▸ PROBLEM STATEMENT
Transcribe the full listing below exactly.

▸ DATA IN THIS EXERCISE
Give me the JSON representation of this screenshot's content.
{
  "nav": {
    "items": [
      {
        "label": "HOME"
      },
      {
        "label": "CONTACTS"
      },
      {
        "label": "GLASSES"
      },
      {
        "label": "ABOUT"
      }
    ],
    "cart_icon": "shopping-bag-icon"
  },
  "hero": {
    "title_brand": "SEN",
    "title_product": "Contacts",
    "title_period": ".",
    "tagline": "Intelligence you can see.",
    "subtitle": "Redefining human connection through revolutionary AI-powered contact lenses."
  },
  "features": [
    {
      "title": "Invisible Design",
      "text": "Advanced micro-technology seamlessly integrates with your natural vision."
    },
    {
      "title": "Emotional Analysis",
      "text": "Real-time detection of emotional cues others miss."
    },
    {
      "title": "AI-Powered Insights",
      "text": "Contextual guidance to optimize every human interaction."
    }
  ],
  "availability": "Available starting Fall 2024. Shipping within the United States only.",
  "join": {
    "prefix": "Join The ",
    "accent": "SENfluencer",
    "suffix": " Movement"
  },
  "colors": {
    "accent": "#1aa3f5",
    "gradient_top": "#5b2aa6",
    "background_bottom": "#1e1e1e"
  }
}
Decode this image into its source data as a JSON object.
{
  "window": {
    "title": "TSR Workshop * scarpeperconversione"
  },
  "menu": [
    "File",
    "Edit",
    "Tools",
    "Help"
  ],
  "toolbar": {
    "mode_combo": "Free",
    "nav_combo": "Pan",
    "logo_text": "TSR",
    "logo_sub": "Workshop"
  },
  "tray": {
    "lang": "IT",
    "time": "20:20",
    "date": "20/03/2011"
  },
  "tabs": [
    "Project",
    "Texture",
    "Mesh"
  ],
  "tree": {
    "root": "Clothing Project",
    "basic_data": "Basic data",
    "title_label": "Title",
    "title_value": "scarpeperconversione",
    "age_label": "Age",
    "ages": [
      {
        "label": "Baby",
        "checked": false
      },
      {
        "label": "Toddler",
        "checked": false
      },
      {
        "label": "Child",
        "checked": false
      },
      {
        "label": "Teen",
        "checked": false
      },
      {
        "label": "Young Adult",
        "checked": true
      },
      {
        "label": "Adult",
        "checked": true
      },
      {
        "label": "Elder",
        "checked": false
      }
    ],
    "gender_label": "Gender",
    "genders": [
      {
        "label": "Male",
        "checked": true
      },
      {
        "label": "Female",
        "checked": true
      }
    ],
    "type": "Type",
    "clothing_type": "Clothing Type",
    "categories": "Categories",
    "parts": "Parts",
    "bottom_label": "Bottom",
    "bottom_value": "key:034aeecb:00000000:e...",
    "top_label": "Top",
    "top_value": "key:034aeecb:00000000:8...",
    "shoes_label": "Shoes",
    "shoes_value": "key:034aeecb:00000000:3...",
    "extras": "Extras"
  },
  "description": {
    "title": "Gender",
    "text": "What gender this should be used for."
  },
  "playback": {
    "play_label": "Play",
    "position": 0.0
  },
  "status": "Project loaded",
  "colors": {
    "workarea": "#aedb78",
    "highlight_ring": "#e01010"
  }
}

▸ PROBLEM SOLUTION
Give me the JSON representation of this screenshot's content.
{
  "nav": {
    "items": [
      {
        "label": "HOME"
      },
      {
        "label": "CONTACTS"
      },
      {
        "label": "GLASSES"
      },
      {
        "label": "ABOUT"
      }
    ],
    "cart_icon": "shopping-bag-icon"
  },
  "hero": {
    "title_brand": "SEN",
    "title_product": "Contacts",
    "title_period": ".",
    "tagline": "Intelligence you can see.",
    "subtitle": "Redefining human connection through revolutionary AI-powered contact lenses."
  },
  "features": [
    {
      "title": "Invisible Design",
      "text": "Advanced micro-technology seamlessly integrates with your natural vision."
    },
    {
      "title": "Emotional Analysis",
      "text": "Real-time detection of emotional cues others miss."
    },
    {
      "title": "AI-Powered Insights",
      "text": "Contextual guidance to optimize every human interaction."
    }
  ],
  "availability": "Available starting Fall 2024. Shipping within the United States only.",
  "join": {
    "prefix": "Join The ",
    "accent": "SENfluencer",
    "suffix": " Movement"
  },
  "colors": {
    "accent": "#1aa3f5",
    "gradient_top": "#5b2aa6",
    "background_bottom": "#1e1e1e"
  }
}
Decode this image into its source data as a JSON object.
{
  "window": {
    "title": "TSR Workshop * scarpeperconversione"
  },
  "menu": [
    "File",
    "Edit",
    "Tools",
    "Help"
  ],
  "toolbar": {
    "mode_combo": "Free",
    "nav_combo": "Pan",
    "logo_text": "TSR",
    "logo_sub": "Workshop"
  },
  "tray": {
    "lang": "IT",
    "time": "20:20",
    "date": "20/03/2011"
  },
  "tabs": [
    "Project",
    "Texture",
    "Mesh"
  ],
  "tree": {
    "root": "Clothing Project",
    "basic_data": "Basic data",
    "title_label": "Title",
    "title_value": "scarpeperconversione",
    "age_label": "Age",
    "ages": [
      {
        "label": "Baby",
        "checked": false
      },
      {
        "label": "Toddler",
        "checked": false
      },
      {
        "label": "Child",
        "checked": false
      },
      {
        "label": "Teen",
        "checked": false
      },
      {
        "label": "Young Adult",
        "checked": true
      },
      {
        "label": "Adult",
        "checked": true
      },
      {
        "label": "Elder",
        "checked": false
      }
    ],
    "gender_label": "Gender",
    "genders": [
      {
        "label": "Male",
        "checked": true
      },
      {
        "label": "Female",
        "checked": true
      }
    ],
    "type": "Type",
    "clothing_type": "Clothing Type",
    "categories": "Categories",
    "parts": "Parts",
    "bottom_label": "Bottom",
    "bottom_value": "key:034aeecb:00000000:e...",
    "top_label": "Top",
    "top_value": "key:034aeecb:00000000:8...",
    "shoes_label": "Shoes",
    "shoes_value": "key:034aeecb:00000000:3...",
    "extras": "Extras"
  },
  "description": {
    "title": "Gender",
    "text": "What gender this should be used for."
  },
  "playback": {
    "play_label": "Play",
    "position": 0.0
  },
  "status": "Project loaded",
  "colors": {
    "workarea": "#aedb78",
    "highlight_ring": "#e01010"
  }
}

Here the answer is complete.